### Work to be completed
Scan each line of the records for the word "JSON" and extract the ones that have it.

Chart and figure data
§

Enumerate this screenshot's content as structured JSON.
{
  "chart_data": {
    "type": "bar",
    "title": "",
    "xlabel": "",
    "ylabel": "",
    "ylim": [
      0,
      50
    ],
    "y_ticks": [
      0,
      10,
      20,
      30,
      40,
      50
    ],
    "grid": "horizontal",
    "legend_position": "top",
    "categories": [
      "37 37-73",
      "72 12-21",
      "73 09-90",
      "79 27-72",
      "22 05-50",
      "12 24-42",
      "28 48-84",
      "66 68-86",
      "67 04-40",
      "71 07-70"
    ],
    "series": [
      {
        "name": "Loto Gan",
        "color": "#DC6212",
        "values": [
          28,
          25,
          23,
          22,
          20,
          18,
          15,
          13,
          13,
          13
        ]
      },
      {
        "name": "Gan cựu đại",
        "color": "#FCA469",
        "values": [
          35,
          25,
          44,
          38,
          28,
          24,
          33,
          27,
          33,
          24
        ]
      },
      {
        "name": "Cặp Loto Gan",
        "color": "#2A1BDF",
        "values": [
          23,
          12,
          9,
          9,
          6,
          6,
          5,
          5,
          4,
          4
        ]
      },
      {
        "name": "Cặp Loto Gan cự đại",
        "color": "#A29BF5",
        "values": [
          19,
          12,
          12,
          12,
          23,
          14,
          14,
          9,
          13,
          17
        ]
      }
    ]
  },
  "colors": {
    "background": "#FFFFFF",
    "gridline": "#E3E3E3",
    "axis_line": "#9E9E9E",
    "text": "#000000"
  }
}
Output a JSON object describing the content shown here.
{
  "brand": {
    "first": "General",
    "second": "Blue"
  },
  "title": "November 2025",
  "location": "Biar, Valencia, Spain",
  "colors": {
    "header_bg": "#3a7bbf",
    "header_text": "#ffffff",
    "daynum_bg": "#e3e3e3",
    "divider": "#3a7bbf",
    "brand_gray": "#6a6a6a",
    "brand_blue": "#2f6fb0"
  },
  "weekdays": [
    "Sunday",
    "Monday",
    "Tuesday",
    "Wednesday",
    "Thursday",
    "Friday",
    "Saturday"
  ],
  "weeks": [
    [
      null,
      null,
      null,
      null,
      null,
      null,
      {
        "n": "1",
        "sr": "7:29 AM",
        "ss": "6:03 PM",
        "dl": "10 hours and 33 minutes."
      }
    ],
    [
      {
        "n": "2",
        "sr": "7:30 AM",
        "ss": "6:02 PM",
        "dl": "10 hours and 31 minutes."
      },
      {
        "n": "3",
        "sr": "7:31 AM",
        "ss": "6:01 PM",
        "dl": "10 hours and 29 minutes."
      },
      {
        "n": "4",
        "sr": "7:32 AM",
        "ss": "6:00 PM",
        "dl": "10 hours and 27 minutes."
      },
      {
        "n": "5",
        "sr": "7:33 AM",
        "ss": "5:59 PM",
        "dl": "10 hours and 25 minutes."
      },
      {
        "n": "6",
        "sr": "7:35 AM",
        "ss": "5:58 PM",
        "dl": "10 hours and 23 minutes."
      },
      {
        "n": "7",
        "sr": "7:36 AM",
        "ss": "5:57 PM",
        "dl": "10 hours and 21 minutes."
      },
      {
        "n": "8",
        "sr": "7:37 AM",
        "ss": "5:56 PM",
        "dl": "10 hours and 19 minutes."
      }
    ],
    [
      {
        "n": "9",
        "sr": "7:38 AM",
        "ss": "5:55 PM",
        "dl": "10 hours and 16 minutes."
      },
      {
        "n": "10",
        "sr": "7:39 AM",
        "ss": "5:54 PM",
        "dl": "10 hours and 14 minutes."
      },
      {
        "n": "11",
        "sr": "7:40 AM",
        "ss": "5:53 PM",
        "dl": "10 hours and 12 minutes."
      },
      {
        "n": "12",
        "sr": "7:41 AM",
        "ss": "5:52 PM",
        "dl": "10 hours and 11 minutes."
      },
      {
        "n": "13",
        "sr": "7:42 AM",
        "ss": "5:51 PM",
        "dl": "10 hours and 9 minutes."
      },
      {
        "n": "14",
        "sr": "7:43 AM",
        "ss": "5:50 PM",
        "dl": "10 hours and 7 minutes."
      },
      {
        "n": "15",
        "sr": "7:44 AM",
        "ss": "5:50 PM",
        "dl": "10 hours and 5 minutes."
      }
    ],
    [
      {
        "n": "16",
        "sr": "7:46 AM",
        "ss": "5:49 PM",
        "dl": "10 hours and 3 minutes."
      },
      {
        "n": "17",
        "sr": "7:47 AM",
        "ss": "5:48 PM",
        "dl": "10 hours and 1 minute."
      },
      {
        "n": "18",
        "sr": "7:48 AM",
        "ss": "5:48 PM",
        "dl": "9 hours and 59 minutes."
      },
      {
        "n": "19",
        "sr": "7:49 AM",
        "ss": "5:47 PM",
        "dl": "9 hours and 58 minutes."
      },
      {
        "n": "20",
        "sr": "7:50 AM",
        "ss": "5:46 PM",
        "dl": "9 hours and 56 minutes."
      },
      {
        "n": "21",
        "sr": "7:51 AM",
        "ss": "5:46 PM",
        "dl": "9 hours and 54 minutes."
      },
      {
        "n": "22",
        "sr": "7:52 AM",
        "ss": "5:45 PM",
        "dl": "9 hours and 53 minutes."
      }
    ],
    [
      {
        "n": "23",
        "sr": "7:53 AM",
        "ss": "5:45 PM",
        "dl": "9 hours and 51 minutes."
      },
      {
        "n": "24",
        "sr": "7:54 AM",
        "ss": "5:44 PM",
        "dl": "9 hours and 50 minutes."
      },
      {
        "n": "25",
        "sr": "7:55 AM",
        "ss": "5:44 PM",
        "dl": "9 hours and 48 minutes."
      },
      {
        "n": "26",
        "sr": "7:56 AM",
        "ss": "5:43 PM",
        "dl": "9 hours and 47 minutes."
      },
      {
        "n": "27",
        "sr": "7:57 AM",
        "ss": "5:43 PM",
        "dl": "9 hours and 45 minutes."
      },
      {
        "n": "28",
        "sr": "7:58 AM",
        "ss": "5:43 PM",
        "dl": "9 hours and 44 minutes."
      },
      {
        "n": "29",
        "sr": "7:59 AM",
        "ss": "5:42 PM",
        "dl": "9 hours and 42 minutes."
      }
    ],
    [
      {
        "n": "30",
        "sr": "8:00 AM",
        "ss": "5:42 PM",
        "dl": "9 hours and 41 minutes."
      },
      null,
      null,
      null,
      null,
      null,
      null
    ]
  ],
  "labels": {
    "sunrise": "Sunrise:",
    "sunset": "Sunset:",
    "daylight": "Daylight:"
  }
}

§

### Correct result
Enumerate this screenshot's content as structured JSON.
Output a JSON object describing the content shown here.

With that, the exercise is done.